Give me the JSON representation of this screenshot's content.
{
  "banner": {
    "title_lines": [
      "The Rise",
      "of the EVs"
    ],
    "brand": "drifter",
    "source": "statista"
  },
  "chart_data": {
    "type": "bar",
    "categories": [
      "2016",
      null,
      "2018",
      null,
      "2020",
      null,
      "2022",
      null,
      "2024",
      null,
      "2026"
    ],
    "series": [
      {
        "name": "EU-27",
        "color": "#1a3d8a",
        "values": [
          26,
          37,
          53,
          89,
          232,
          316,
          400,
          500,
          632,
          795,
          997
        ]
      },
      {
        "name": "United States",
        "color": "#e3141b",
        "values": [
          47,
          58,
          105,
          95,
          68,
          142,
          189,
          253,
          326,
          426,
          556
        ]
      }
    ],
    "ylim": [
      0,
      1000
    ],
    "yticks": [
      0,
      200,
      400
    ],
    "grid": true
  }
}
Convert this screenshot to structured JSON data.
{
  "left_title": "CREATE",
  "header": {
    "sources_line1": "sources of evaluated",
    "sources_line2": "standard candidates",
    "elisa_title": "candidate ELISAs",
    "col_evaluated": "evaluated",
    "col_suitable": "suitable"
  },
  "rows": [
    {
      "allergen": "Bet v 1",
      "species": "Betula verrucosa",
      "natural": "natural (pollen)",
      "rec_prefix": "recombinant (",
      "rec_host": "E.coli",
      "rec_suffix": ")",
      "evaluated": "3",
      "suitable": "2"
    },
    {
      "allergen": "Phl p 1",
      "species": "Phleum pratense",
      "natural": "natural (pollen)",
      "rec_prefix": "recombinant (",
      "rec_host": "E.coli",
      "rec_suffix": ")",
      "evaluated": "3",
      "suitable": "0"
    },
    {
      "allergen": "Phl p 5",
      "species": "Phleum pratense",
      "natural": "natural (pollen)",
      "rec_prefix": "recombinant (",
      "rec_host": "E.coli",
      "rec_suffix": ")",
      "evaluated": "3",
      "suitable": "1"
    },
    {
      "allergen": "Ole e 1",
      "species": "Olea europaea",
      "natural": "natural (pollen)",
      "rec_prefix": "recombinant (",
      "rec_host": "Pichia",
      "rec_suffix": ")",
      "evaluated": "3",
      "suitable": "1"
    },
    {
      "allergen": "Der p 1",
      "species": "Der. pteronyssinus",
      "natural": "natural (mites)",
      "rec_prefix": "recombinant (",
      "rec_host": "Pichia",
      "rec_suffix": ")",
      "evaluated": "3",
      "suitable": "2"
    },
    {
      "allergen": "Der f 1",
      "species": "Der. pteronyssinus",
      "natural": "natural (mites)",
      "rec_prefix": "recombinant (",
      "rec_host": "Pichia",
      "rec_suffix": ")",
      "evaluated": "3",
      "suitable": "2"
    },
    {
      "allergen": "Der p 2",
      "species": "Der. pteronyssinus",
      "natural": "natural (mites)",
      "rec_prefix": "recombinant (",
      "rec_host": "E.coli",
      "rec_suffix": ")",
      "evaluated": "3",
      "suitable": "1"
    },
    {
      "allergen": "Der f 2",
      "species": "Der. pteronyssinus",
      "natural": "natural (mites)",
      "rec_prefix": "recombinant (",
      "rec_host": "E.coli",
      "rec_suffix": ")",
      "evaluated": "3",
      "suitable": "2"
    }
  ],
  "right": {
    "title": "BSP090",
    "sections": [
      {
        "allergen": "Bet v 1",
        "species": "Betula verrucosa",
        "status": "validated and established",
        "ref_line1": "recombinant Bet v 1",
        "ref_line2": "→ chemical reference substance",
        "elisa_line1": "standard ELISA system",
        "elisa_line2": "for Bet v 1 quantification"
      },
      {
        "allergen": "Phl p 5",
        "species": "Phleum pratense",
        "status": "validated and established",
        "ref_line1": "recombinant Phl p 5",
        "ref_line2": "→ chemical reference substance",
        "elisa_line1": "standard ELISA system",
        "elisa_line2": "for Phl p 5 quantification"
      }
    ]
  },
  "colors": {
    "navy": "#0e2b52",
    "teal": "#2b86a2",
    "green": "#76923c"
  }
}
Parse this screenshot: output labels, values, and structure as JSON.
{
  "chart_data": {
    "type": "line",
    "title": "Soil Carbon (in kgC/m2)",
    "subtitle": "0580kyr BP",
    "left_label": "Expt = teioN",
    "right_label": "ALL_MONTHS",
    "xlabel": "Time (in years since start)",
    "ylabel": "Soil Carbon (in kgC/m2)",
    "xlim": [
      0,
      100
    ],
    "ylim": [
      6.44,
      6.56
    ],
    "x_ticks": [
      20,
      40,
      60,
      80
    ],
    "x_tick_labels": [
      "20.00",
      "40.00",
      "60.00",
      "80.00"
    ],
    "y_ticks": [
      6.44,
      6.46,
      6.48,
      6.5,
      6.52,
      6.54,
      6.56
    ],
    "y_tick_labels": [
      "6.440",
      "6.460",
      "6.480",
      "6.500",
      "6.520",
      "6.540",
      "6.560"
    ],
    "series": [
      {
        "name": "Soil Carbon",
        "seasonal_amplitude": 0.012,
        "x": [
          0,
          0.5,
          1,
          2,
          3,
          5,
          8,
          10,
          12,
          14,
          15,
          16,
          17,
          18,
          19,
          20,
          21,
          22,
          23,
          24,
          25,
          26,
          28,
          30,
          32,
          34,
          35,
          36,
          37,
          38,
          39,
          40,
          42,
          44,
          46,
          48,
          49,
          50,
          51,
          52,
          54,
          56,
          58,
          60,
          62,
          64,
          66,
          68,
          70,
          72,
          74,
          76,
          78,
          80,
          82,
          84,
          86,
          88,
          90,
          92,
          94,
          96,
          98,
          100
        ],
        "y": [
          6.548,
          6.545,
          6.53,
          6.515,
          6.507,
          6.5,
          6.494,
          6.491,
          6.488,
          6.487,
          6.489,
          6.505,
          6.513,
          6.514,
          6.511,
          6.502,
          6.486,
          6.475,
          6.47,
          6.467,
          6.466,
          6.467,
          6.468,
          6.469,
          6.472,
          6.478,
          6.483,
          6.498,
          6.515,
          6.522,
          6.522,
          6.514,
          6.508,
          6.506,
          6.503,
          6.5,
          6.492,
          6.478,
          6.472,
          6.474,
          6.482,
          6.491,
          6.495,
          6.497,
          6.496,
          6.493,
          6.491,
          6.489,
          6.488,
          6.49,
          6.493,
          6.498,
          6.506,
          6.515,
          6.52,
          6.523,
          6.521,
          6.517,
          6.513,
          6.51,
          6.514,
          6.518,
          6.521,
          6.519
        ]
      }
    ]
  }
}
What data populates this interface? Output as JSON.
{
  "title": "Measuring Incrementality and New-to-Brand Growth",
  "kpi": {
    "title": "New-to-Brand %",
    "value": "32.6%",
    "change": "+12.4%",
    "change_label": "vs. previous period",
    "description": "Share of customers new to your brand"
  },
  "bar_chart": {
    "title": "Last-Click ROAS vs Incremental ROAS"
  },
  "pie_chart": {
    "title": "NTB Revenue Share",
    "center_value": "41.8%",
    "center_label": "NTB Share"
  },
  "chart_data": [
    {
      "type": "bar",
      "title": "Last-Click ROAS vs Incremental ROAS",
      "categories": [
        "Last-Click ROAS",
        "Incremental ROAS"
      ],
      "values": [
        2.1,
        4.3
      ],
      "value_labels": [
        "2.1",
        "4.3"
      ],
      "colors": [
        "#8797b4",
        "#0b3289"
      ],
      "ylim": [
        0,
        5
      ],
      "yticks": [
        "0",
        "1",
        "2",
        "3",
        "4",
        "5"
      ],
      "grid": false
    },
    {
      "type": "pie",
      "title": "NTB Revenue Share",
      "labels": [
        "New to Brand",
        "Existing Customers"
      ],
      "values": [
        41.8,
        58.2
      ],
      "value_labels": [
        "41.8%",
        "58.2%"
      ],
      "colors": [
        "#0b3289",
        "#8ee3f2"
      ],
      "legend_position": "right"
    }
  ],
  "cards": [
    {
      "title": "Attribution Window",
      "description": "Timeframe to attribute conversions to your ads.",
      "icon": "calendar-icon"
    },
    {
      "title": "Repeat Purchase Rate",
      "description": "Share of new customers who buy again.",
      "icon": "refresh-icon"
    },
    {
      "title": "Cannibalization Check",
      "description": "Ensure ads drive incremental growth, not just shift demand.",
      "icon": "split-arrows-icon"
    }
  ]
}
^^^^^^^^^^^^^^^^
Reproduce each line of the material containing the word "verrucosa".

      "species": "Betula verrucosa",
        "species": "Betula verrucosa",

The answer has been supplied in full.